• _PROVIDED PASSAGE_
··········

Aug
14

I have given up on Hollywood producing any film about racism that is worth anything.  The demand that it must appeal to whites to be profitable skews any film.  Most often such films must have a white protagonist who learns about the effects of racism and whose story usually overshadows that of any people of color in the film. Not only must it have this “white gaze” it must present racism as something which an individual can overcome simply by not being racist one’s self. The “monster” must be reduced to something the individual can handle in order for the demands of the happy ending to be satisfied, individual success to be achieved, and order restored. I thus checked out the new movie “The Help” with few expectations to be entertained. While it has its flaws I was impressed by how much it put the maids’ story in the foreground. I expected that it would be just another “wasn’t racism hard for white people” story. It has its villains but racism is not only the work of “bad people”. Many others (both black and white,) accept it just as “what is.” Yes some of its characters are just stereotypes like the villain “Hilly” but good acting overcomes many of the limitations of the roles.  The four lead actresses, two black and two white, do excellent work to make their characters full blooded people. The parallelism between both white women and black women being caught in societal roles that constrain and belittle them is clearly made. Yet the hardship that white women heap on black women in their conformity to their roles is also firmly pointed out. At the end both one white woman and one black woman are able to make it out of their roles even though the differences in their off-screen economic futures are not discussed. The ending of the film satisfies the Hollywood requirements and produces the desired feel good effect.

··········

• _SHORT EXERCISE 1_
Transcribe the entries from their first line through the line containing "stat-label: 获赞 <box>135 494 188 524</box>", including both of those lines.
The film review and the entries have nothing to do with each other.

(Element and coordinate records)

··········

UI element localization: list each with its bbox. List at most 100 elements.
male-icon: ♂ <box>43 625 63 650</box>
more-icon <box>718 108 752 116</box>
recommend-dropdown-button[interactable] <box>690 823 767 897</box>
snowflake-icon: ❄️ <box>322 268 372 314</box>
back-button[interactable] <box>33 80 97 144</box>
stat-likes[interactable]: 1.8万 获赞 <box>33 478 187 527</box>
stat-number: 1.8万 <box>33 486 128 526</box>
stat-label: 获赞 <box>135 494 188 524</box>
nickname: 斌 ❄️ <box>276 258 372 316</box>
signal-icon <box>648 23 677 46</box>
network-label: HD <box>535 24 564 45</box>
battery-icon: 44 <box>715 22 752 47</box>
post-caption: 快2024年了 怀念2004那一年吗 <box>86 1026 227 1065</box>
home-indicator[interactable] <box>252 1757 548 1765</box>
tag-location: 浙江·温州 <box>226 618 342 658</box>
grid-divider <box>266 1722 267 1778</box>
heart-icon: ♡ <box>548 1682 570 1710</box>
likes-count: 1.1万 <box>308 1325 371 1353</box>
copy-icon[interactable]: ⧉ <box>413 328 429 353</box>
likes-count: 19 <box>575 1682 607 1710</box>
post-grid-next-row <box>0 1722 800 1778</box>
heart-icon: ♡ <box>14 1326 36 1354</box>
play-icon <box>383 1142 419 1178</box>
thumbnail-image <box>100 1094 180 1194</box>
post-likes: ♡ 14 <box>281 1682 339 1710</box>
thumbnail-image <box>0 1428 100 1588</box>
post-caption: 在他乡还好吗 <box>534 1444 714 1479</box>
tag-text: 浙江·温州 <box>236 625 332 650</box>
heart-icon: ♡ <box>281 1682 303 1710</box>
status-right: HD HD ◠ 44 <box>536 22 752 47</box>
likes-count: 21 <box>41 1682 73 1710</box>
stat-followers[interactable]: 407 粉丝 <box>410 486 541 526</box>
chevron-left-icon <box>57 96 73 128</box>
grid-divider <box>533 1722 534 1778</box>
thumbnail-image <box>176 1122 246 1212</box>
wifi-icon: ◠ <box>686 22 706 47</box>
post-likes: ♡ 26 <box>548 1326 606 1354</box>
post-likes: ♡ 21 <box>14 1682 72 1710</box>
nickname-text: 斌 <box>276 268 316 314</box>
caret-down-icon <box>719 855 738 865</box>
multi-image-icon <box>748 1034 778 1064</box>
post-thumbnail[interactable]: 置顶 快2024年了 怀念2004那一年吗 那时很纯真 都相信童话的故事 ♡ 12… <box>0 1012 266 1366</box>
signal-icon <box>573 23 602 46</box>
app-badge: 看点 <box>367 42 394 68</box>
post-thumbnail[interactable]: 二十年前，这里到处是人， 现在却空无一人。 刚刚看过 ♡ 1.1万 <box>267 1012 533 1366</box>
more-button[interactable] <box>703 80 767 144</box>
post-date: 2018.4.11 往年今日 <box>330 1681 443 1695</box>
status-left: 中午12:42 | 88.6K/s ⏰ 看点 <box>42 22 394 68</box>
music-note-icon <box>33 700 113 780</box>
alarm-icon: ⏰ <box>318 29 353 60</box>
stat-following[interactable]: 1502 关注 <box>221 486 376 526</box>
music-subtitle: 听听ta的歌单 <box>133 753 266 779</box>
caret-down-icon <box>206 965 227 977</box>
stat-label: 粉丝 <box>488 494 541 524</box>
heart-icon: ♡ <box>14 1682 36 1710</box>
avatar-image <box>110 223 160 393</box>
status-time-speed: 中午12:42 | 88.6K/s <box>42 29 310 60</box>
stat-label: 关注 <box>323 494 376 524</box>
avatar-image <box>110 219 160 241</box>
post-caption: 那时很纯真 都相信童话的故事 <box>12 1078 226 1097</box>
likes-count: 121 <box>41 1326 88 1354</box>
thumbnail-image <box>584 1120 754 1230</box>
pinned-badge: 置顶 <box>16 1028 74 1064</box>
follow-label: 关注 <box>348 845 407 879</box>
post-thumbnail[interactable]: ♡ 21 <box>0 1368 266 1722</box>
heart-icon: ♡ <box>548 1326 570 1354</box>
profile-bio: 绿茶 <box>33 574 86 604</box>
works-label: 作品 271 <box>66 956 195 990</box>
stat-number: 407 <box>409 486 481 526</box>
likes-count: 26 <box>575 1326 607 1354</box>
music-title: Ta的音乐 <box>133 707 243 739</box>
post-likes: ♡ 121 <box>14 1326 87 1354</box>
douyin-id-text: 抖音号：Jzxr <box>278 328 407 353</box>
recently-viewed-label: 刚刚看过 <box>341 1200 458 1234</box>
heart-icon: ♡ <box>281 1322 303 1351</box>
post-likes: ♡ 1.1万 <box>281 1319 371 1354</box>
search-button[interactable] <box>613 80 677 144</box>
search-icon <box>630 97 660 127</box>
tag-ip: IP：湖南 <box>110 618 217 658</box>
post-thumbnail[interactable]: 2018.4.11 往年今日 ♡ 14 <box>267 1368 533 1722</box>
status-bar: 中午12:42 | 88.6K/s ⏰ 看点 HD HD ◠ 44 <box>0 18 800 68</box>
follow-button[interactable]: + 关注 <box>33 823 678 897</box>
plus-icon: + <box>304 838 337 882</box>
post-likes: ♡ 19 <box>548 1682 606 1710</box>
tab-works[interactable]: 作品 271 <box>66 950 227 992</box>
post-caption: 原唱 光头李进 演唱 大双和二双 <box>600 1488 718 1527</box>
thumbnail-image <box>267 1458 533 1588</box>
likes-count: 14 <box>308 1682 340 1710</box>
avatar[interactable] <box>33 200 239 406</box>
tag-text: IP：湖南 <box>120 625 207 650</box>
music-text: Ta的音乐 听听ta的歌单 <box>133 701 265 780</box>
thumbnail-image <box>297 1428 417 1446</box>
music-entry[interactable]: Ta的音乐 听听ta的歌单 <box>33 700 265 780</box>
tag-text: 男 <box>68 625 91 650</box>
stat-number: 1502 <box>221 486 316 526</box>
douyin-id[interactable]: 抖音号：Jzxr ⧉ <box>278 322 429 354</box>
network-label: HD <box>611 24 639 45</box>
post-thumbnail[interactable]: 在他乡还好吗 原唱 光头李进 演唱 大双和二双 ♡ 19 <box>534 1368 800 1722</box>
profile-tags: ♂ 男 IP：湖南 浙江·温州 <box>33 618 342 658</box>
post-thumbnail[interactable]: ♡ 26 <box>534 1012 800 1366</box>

··········

• _SHORT EXERCISE 2_
Restate the film review word for word, in full.

• _WORKED ANSWER 1_
UI element localization: list each with its bbox. List at most 100 elements.
male-icon: ♂ <box>43 625 63 650</box>
more-icon <box>718 108 752 116</box>
recommend-dropdown-button[interactable] <box>690 823 767 897</box>
snowflake-icon: ❄️ <box>322 268 372 314</box>
back-button[interactable] <box>33 80 97 144</box>
stat-likes[interactable]: 1.8万 获赞 <box>33 478 187 527</box>
stat-number: 1.8万 <box>33 486 128 526</box>
stat-label: 获赞 <box>135 494 188 524</box>

• _WORKED ANSWER 2_
Aug
14

I have given up on Hollywood producing any film about racism that is worth anything.  The demand that it must appeal to whites to be profitable skews any film.  Most often such films must have a white protagonist who learns about the effects of racism and whose story usually overshadows that of any people of color in the film. Not only must it have this “white gaze” it must present racism as something which an individual can overcome simply by not being racist one’s self. The “monster” must be reduced to something the individual can handle in order for the demands of the happy ending to be satisfied, individual success to be achieved, and order restored. I thus checked out the new movie “The Help” with few expectations to be entertained. While it has its flaws I was impressed by how much it put the maids’ story in the foreground. I expected that it would be just another “wasn’t racism hard for white people” story. It has its villains but racism is not only the work of “bad people”. Many others (both black and white,) accept it just as “what is.” Yes some of its characters are just stereotypes like the villain “Hilly” but good acting overcomes many of the limitations of the roles.  The four lead actresses, two black and two white, do excellent work to make their characters full blooded people. The parallelism between both white women and black women being caught in societal roles that constrain and belittle them is clearly made. Yet the hardship that white women heap on black women in their conformity to their roles is also firmly pointed out. At the end both one white woman and one black woman are able to make it out of their roles even though the differences in their off-screen economic futures are not discussed. The ending of the film satisfies the Hollywood requirements and produces the desired feel good effect.